PROBLEM :: Gather all lines in the entries that include the word "être".

--------------------------------------------------

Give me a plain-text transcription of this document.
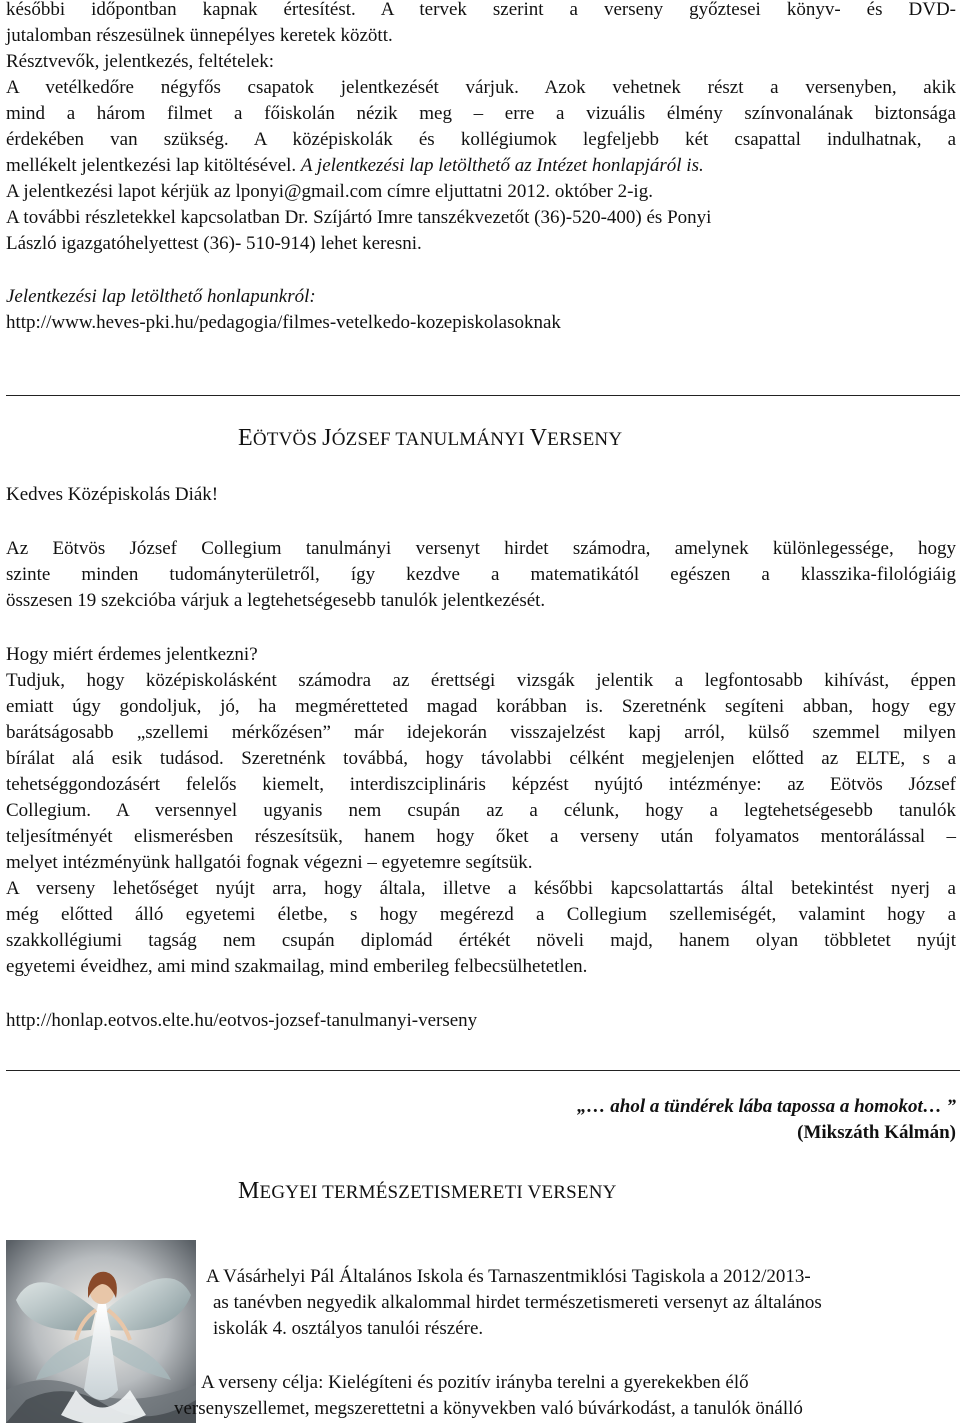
későbbi időpontban kapnak értesítést. A tervek szerint a verseny győztesei könyv- és DVD-
jutalomban részesülnek ünnepélyes keretek között.
Résztvevők, jelentkezés, feltételek:
A vetélkedőre négyfős csapatok jelentkezését várjuk. Azok vehetnek részt a versenyben, akik
mind a három filmet a főiskolán nézik meg – erre a vizuális élmény színvonalának biztonsága
érdekében van szükség. A középiskolák és kollégiumok legfeljebb két csapattal indulhatnak, a
mellékelt jelentkezési lap kitöltésével. A jelentkezési lap letölthető az Intézet honlapjáról is.
A jelentkezési lapot kérjük az lponyi@gmail.com címre eljuttatni 2012. október 2-ig.
A további részletekkel kapcsolatban Dr. Szíjártó Imre tanszékvezetőt (36)-520-400) és Ponyi
László igazgatóhelyettest (36)- 510-914) lehet keresni.
Jelentkezési lap letölthető honlapunkról:
http://www.heves-pki.hu/pedagogia/filmes-vetelkedo-kozepiskolasoknak
EÖTVÖS JÓZSEF TANULMÁNYI VERSENY
Kedves Középiskolás Diák!
Az Eötvös József Collegium tanulmányi versenyt hirdet számodra, amelynek különlegessége, hogy
szinte minden tudományterületről, így kezdve a matematikától egészen a klasszika-filológiáig
összesen 19 szekcióba várjuk a legtehetségesebb tanulók jelentkezését.
Hogy miért érdemes jelentkezni?
Tudjuk, hogy középiskolásként számodra az érettségi vizsgák jelentik a legfontosabb kihívást, éppen
emiatt úgy gondoljuk, jó, ha megméretteted magad korábban is. Szeretnénk segíteni abban, hogy egy
barátságosabb „szellemi mérkőzésen” már idejekorán visszajelzést kapj arról, külső szemmel milyen
bírálat alá esik tudásod. Szeretnénk továbbá, hogy távolabbi célként megjelenjen előtted az ELTE, s a
tehetséggondozásért felelős kiemelt, interdiszciplináris képzést nyújtó intézménye: az Eötvös József
Collegium. A versennyel ugyanis nem csupán az a célunk, hogy a legtehetségesebb tanulók
teljesítményét elismerésben részesítsük, hanem hogy őket a verseny után folyamatos mentorálással –
melyet intézményünk hallgatói fognak végezni – egyetemre segítsük.
A verseny lehetőséget nyújt arra, hogy általa, illetve a későbbi kapcsolattartás által betekintést nyerj a
még előtted álló egyetemi életbe, s hogy megérezd a Collegium szellemiségét, valamint hogy a
szakkollégiumi tagság nem csupán diplomád értékét növeli majd, hanem olyan többletet nyújt
egyetemi éveidhez, ami mind szakmailag, mind emberileg felbecsülhetetlen.
http://honlap.eotvos.elte.hu/eotvos-jozsef-tanulmanyi-verseny
„… ahol a tündérek lába tapossa a homokot… ”
(Mikszáth Kálmán)
MEGYEI TERMÉSZETISMERETI VERSENY
A Vásárhelyi Pál Általános Iskola és Tarnaszentmiklósi Tagiskola a 2012/2013-
as tanévben negyedik alkalommal hirdet természetismereti versenyt az általános
iskolák 4. osztályos tanulói részére.
A verseny célja: Kielégíteni és pozitív irányba terelni a gyerekekben élő
versenyszellemet, megszerettetni a könyvekben való búvárkodást, a tanulók önálló
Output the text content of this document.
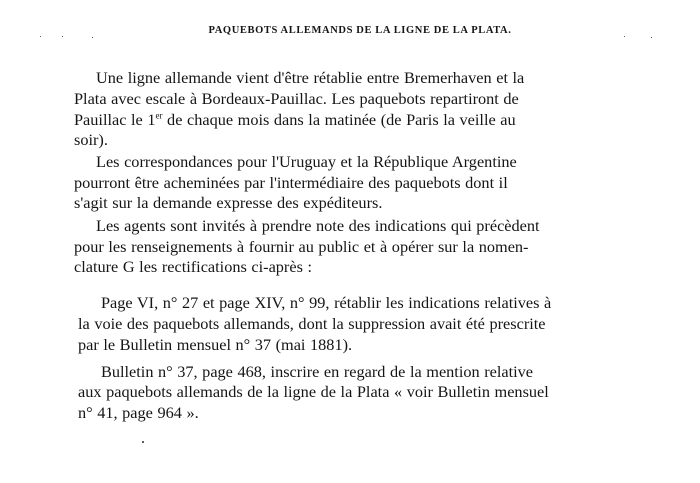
PAQUEBOTS ALLEMANDS DE LA LIGNE DE LA PLATA.
Une ligne allemande vient d'être rétablie entre Bremerhaven et la
Plata avec escale à Bordeaux-Pauillac. Les paquebots repartiront de
Pauillac le 1er de chaque mois dans la matinée (de Paris la veille au
soir).
Les correspondances pour l'Uruguay et la République Argentine
pourront être acheminées par l'intermédiaire des paquebots dont il
s'agit sur la demande expresse des expéditeurs.
Les agents sont invités à prendre note des indications qui précèdent
pour les renseignements à fournir au public et à opérer sur la nomen-
clature G les rectifications ci-après :
Page VI, n° 27 et page XIV, n° 99, rétablir les indications relatives à
la voie des paquebots allemands, dont la suppression avait été prescrite
par le Bulletin mensuel n° 37 (mai 1881).
Bulletin n° 37, page 468, inscrire en regard de la mention relative
aux paquebots allemands de la ligne de la Plata « voir Bulletin mensuel
n° 41, page 964 ».
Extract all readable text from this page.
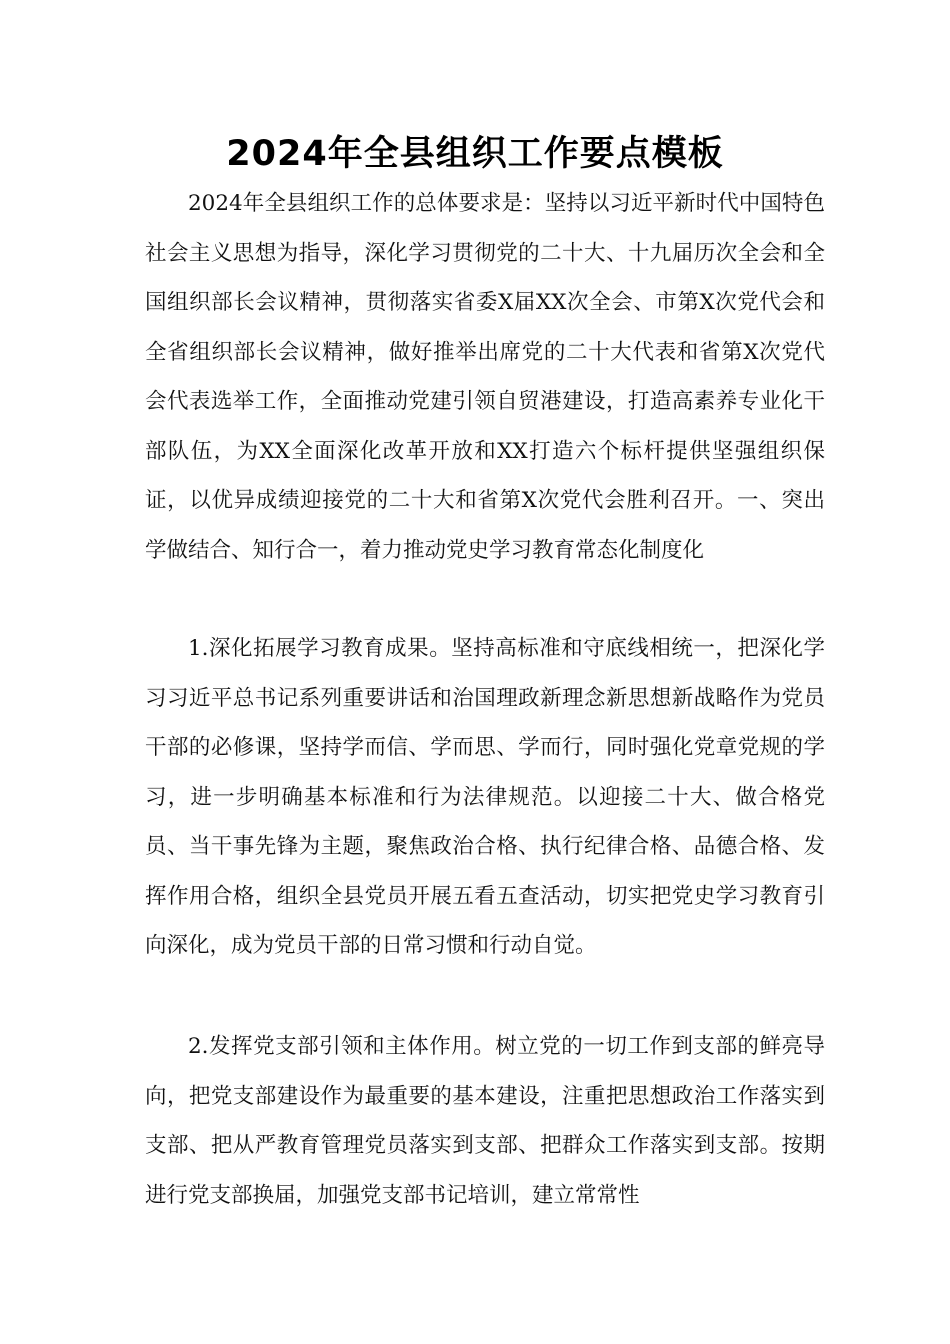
2024年全县组织工作要点模板

2024年全县组织工作的总体要求是：坚持以习近平新时代中国特色社会主义思想为指导，深化学习贯彻党的二十大、十九届历次全会和全国组织部长会议精神，贯彻落实省委X届XX次全会、市第X次党代会和全省组织部长会议精神，做好推举出席党的二十大代表和省第X次党代会代表选举工作，全面推动党建引领自贸港建设，打造高素养专业化干部队伍，为XX全面深化改革开放和XX打造六个标杆提供坚强组织保证，以优异成绩迎接党的二十大和省第X次党代会胜利召开。一、突出学做结合、知行合一，着力推动党史学习教育常态化制度化

1.深化拓展学习教育成果。坚持高标准和守底线相统一，把深化学习习近平总书记系列重要讲话和治国理政新理念新思想新战略作为党员干部的必修课，坚持学而信、学而思、学而行，同时强化党章党规的学习，进一步明确基本标准和行为法律规范。以迎接二十大、做合格党员、当干事先锋为主题，聚焦政治合格、执行纪律合格、品德合格、发挥作用合格，组织全县党员开展五看五查活动，切实把党史学习教育引向深化，成为党员干部的日常习惯和行动自觉。

2.发挥党支部引领和主体作用。树立党的一切工作到支部的鲜亮导向，把党支部建设作为最重要的基本建设，注重把思想政治工作落实到支部、把从严教育管理党员落实到支部、把群众工作落实到支部。按期进行党支部换届，加强党支部书记培训，建立常常性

--------------------------------------------------

EXERCISE SOLUTION ::
Une ligne allemande vient d'être rétablie entre Bremerhaven et la
pourront être acheminées par l'intermédiaire des paquebots dont il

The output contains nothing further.